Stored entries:
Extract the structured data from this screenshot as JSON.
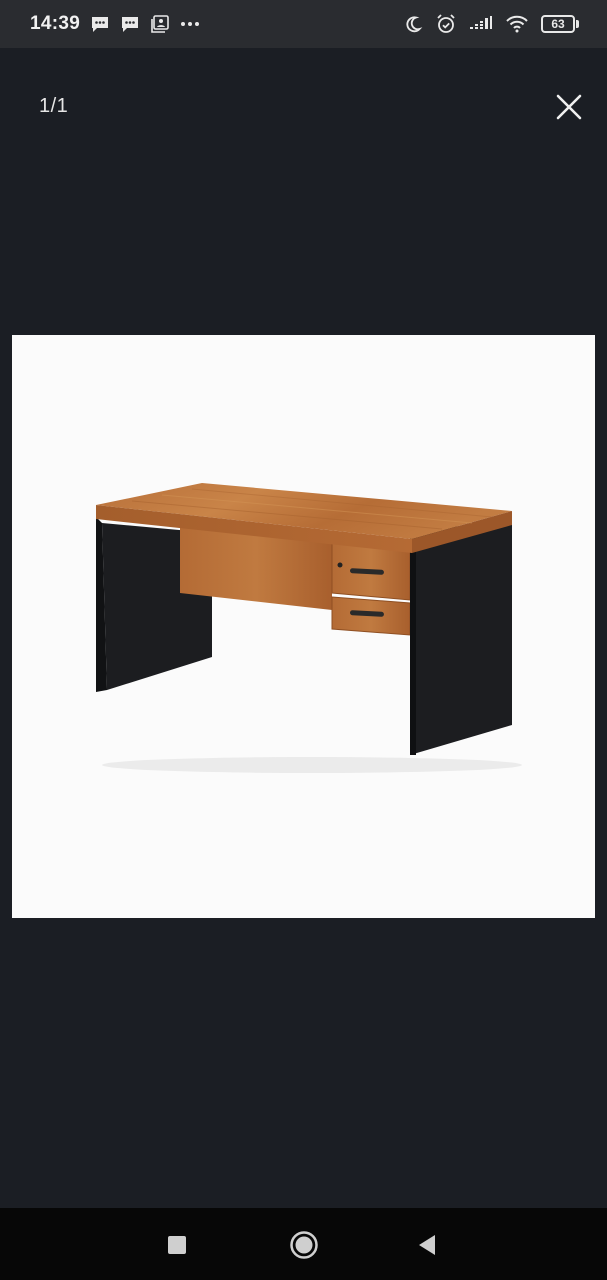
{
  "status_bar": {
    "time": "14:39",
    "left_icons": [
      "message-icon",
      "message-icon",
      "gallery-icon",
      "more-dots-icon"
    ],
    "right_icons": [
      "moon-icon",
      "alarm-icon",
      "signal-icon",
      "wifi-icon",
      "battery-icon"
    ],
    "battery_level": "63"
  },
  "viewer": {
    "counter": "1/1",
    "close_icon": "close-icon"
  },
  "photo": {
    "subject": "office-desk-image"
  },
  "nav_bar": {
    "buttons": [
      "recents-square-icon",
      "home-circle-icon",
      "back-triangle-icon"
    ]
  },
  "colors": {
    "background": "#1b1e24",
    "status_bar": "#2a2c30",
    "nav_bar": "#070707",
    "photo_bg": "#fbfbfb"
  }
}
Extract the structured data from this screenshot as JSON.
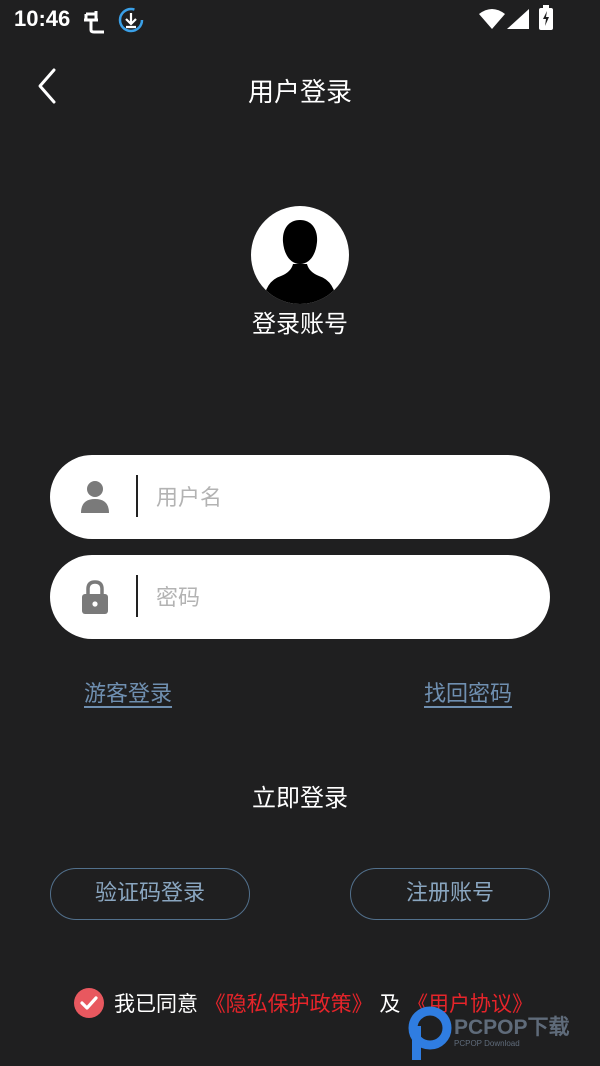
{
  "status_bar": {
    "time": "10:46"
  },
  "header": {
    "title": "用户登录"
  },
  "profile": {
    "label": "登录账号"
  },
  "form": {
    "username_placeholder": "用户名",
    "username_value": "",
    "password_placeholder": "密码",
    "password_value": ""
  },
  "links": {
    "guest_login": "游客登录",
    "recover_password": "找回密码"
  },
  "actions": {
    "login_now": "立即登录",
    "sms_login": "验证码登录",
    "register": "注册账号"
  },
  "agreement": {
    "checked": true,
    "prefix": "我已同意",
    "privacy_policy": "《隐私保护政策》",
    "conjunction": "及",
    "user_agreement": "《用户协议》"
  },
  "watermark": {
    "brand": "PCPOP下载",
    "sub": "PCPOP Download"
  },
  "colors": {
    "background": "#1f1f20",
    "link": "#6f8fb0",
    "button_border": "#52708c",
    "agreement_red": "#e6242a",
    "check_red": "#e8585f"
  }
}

To do =>
Repeat each entry precisely as it appears. Leave the pictures out.

Correct result =>
Extract the structured data from this screenshot as JSON.
{
  "status_bar": {
    "time": "14:39",
    "left_icons": [
      "message-icon",
      "message-icon",
      "gallery-icon",
      "more-dots-icon"
    ],
    "right_icons": [
      "moon-icon",
      "alarm-icon",
      "signal-icon",
      "wifi-icon",
      "battery-icon"
    ],
    "battery_level": "63"
  },
  "viewer": {
    "counter": "1/1",
    "close_icon": "close-icon"
  },
  "photo": {
    "subject": "office-desk-image"
  },
  "nav_bar": {
    "buttons": [
      "recents-square-icon",
      "home-circle-icon",
      "back-triangle-icon"
    ]
  },
  "colors": {
    "background": "#1b1e24",
    "status_bar": "#2a2c30",
    "nav_bar": "#070707",
    "photo_bg": "#fbfbfb"
  }
}
Extract the structured data from this screenshot as JSON.
{
  "status_bar": {
    "time": "10:46"
  },
  "header": {
    "title": "用户登录"
  },
  "profile": {
    "label": "登录账号"
  },
  "form": {
    "username_placeholder": "用户名",
    "username_value": "",
    "password_placeholder": "密码",
    "password_value": ""
  },
  "links": {
    "guest_login": "游客登录",
    "recover_password": "找回密码"
  },
  "actions": {
    "login_now": "立即登录",
    "sms_login": "验证码登录",
    "register": "注册账号"
  },
  "agreement": {
    "checked": true,
    "prefix": "我已同意",
    "privacy_policy": "《隐私保护政策》",
    "conjunction": "及",
    "user_agreement": "《用户协议》"
  },
  "watermark": {
    "brand": "PCPOP下载",
    "sub": "PCPOP Download"
  },
  "colors": {
    "background": "#1f1f20",
    "link": "#6f8fb0",
    "button_border": "#52708c",
    "agreement_red": "#e6242a",
    "check_red": "#e8585f"
  }
}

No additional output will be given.